*INPUT MATERIAL*

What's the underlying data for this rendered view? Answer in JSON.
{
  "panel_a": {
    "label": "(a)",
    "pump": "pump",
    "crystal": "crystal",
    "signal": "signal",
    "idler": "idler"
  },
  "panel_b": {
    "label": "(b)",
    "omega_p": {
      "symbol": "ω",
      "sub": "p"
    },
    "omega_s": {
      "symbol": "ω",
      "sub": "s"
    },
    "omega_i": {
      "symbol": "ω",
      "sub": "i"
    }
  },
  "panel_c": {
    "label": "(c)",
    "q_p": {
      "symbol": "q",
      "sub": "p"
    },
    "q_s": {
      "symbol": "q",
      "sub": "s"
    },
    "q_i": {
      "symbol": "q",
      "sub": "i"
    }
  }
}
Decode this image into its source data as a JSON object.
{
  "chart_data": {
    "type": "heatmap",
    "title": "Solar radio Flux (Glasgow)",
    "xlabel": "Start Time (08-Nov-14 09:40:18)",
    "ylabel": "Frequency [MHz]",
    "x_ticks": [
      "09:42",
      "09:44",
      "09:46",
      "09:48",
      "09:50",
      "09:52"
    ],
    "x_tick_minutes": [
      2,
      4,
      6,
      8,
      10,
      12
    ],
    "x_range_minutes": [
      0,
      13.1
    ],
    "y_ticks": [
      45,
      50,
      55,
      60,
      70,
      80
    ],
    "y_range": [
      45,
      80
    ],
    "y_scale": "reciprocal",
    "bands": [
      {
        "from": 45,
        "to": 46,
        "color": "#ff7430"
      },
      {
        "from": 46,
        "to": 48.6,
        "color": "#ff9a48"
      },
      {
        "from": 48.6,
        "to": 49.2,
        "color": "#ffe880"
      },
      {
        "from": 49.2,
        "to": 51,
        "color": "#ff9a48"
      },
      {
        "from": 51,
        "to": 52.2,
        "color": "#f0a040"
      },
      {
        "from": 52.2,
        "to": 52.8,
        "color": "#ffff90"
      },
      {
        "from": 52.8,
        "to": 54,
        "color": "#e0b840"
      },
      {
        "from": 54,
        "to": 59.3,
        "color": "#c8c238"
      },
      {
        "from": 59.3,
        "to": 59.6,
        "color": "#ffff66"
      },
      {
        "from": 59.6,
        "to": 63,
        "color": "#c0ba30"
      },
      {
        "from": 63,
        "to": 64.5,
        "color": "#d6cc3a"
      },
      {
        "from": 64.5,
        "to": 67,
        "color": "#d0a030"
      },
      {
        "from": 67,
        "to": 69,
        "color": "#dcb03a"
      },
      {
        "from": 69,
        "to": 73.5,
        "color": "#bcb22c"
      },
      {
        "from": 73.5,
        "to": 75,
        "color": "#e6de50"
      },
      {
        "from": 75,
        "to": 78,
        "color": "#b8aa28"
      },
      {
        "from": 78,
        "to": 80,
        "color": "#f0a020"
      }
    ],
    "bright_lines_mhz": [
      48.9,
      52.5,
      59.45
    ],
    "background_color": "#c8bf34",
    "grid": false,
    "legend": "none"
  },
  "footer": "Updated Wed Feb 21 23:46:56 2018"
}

*WHAT THIS TASK INVOLVES*
Reproduce all of the data exactly as given.

*EXERCISE ANSWER*
What's the underlying data for this rendered view? Answer in JSON.
{
  "panel_a": {
    "label": "(a)",
    "pump": "pump",
    "crystal": "crystal",
    "signal": "signal",
    "idler": "idler"
  },
  "panel_b": {
    "label": "(b)",
    "omega_p": {
      "symbol": "ω",
      "sub": "p"
    },
    "omega_s": {
      "symbol": "ω",
      "sub": "s"
    },
    "omega_i": {
      "symbol": "ω",
      "sub": "i"
    }
  },
  "panel_c": {
    "label": "(c)",
    "q_p": {
      "symbol": "q",
      "sub": "p"
    },
    "q_s": {
      "symbol": "q",
      "sub": "s"
    },
    "q_i": {
      "symbol": "q",
      "sub": "i"
    }
  }
}
Decode this image into its source data as a JSON object.
{
  "chart_data": {
    "type": "heatmap",
    "title": "Solar radio Flux (Glasgow)",
    "xlabel": "Start Time (08-Nov-14 09:40:18)",
    "ylabel": "Frequency [MHz]",
    "x_ticks": [
      "09:42",
      "09:44",
      "09:46",
      "09:48",
      "09:50",
      "09:52"
    ],
    "x_tick_minutes": [
      2,
      4,
      6,
      8,
      10,
      12
    ],
    "x_range_minutes": [
      0,
      13.1
    ],
    "y_ticks": [
      45,
      50,
      55,
      60,
      70,
      80
    ],
    "y_range": [
      45,
      80
    ],
    "y_scale": "reciprocal",
    "bands": [
      {
        "from": 45,
        "to": 46,
        "color": "#ff7430"
      },
      {
        "from": 46,
        "to": 48.6,
        "color": "#ff9a48"
      },
      {
        "from": 48.6,
        "to": 49.2,
        "color": "#ffe880"
      },
      {
        "from": 49.2,
        "to": 51,
        "color": "#ff9a48"
      },
      {
        "from": 51,
        "to": 52.2,
        "color": "#f0a040"
      },
      {
        "from": 52.2,
        "to": 52.8,
        "color": "#ffff90"
      },
      {
        "from": 52.8,
        "to": 54,
        "color": "#e0b840"
      },
      {
        "from": 54,
        "to": 59.3,
        "color": "#c8c238"
      },
      {
        "from": 59.3,
        "to": 59.6,
        "color": "#ffff66"
      },
      {
        "from": 59.6,
        "to": 63,
        "color": "#c0ba30"
      },
      {
        "from": 63,
        "to": 64.5,
        "color": "#d6cc3a"
      },
      {
        "from": 64.5,
        "to": 67,
        "color": "#d0a030"
      },
      {
        "from": 67,
        "to": 69,
        "color": "#dcb03a"
      },
      {
        "from": 69,
        "to": 73.5,
        "color": "#bcb22c"
      },
      {
        "from": 73.5,
        "to": 75,
        "color": "#e6de50"
      },
      {
        "from": 75,
        "to": 78,
        "color": "#b8aa28"
      },
      {
        "from": 78,
        "to": 80,
        "color": "#f0a020"
      }
    ],
    "bright_lines_mhz": [
      48.9,
      52.5,
      59.45
    ],
    "background_color": "#c8bf34",
    "grid": false,
    "legend": "none"
  },
  "footer": "Updated Wed Feb 21 23:46:56 2018"
}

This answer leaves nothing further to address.